> _DIRECTION_: Transcribe each line of the material as it is, and drop any picture.

> _DATA EXTRACT_:
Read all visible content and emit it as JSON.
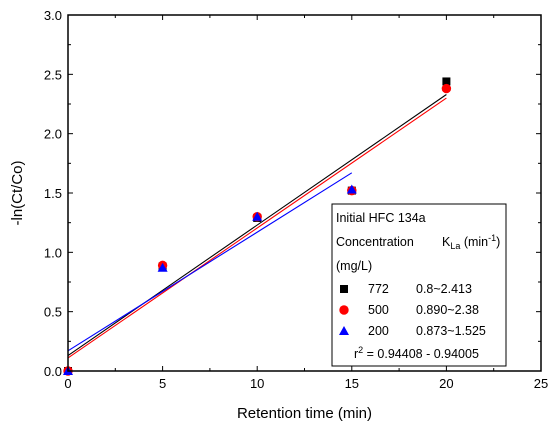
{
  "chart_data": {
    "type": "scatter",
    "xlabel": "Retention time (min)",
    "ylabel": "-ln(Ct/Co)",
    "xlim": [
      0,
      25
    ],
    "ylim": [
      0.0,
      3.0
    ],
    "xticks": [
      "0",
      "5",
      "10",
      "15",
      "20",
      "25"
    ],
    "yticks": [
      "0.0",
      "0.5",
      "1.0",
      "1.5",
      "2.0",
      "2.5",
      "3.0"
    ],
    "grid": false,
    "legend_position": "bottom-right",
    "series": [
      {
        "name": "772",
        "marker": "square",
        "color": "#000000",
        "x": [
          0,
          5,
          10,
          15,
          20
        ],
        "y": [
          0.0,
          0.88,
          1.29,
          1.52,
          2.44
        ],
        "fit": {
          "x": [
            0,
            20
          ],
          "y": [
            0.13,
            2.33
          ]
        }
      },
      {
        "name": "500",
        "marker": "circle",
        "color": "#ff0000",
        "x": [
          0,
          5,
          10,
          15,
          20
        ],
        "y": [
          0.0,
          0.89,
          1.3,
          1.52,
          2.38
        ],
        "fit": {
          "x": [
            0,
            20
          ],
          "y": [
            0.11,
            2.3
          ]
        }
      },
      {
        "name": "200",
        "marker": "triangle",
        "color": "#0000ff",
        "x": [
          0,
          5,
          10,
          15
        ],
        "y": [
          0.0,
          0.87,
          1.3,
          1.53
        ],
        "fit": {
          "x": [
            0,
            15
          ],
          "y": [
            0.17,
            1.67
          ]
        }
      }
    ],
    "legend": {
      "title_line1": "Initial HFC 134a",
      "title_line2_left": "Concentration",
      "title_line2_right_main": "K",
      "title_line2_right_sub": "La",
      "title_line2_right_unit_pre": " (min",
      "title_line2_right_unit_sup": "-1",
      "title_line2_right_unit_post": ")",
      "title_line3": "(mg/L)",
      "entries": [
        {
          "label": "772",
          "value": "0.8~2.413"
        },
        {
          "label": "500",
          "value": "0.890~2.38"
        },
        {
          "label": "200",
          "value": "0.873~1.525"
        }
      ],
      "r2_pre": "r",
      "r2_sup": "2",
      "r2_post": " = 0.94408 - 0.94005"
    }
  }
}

> _ANSWER BELOW_:
Read all visible content and emit it as JSON.
{
  "chart_data": {
    "type": "scatter",
    "xlabel": "Retention time (min)",
    "ylabel": "-ln(Ct/Co)",
    "xlim": [
      0,
      25
    ],
    "ylim": [
      0.0,
      3.0
    ],
    "xticks": [
      "0",
      "5",
      "10",
      "15",
      "20",
      "25"
    ],
    "yticks": [
      "0.0",
      "0.5",
      "1.0",
      "1.5",
      "2.0",
      "2.5",
      "3.0"
    ],
    "grid": false,
    "legend_position": "bottom-right",
    "series": [
      {
        "name": "772",
        "marker": "square",
        "color": "#000000",
        "x": [
          0,
          5,
          10,
          15,
          20
        ],
        "y": [
          0.0,
          0.88,
          1.29,
          1.52,
          2.44
        ],
        "fit": {
          "x": [
            0,
            20
          ],
          "y": [
            0.13,
            2.33
          ]
        }
      },
      {
        "name": "500",
        "marker": "circle",
        "color": "#ff0000",
        "x": [
          0,
          5,
          10,
          15,
          20
        ],
        "y": [
          0.0,
          0.89,
          1.3,
          1.52,
          2.38
        ],
        "fit": {
          "x": [
            0,
            20
          ],
          "y": [
            0.11,
            2.3
          ]
        }
      },
      {
        "name": "200",
        "marker": "triangle",
        "color": "#0000ff",
        "x": [
          0,
          5,
          10,
          15
        ],
        "y": [
          0.0,
          0.87,
          1.3,
          1.53
        ],
        "fit": {
          "x": [
            0,
            15
          ],
          "y": [
            0.17,
            1.67
          ]
        }
      }
    ],
    "legend": {
      "title_line1": "Initial HFC 134a",
      "title_line2_left": "Concentration",
      "title_line2_right_main": "K",
      "title_line2_right_sub": "La",
      "title_line2_right_unit_pre": " (min",
      "title_line2_right_unit_sup": "-1",
      "title_line2_right_unit_post": ")",
      "title_line3": "(mg/L)",
      "entries": [
        {
          "label": "772",
          "value": "0.8~2.413"
        },
        {
          "label": "500",
          "value": "0.890~2.38"
        },
        {
          "label": "200",
          "value": "0.873~1.525"
        }
      ],
      "r2_pre": "r",
      "r2_sup": "2",
      "r2_post": " = 0.94408 - 0.94005"
    }
  }
}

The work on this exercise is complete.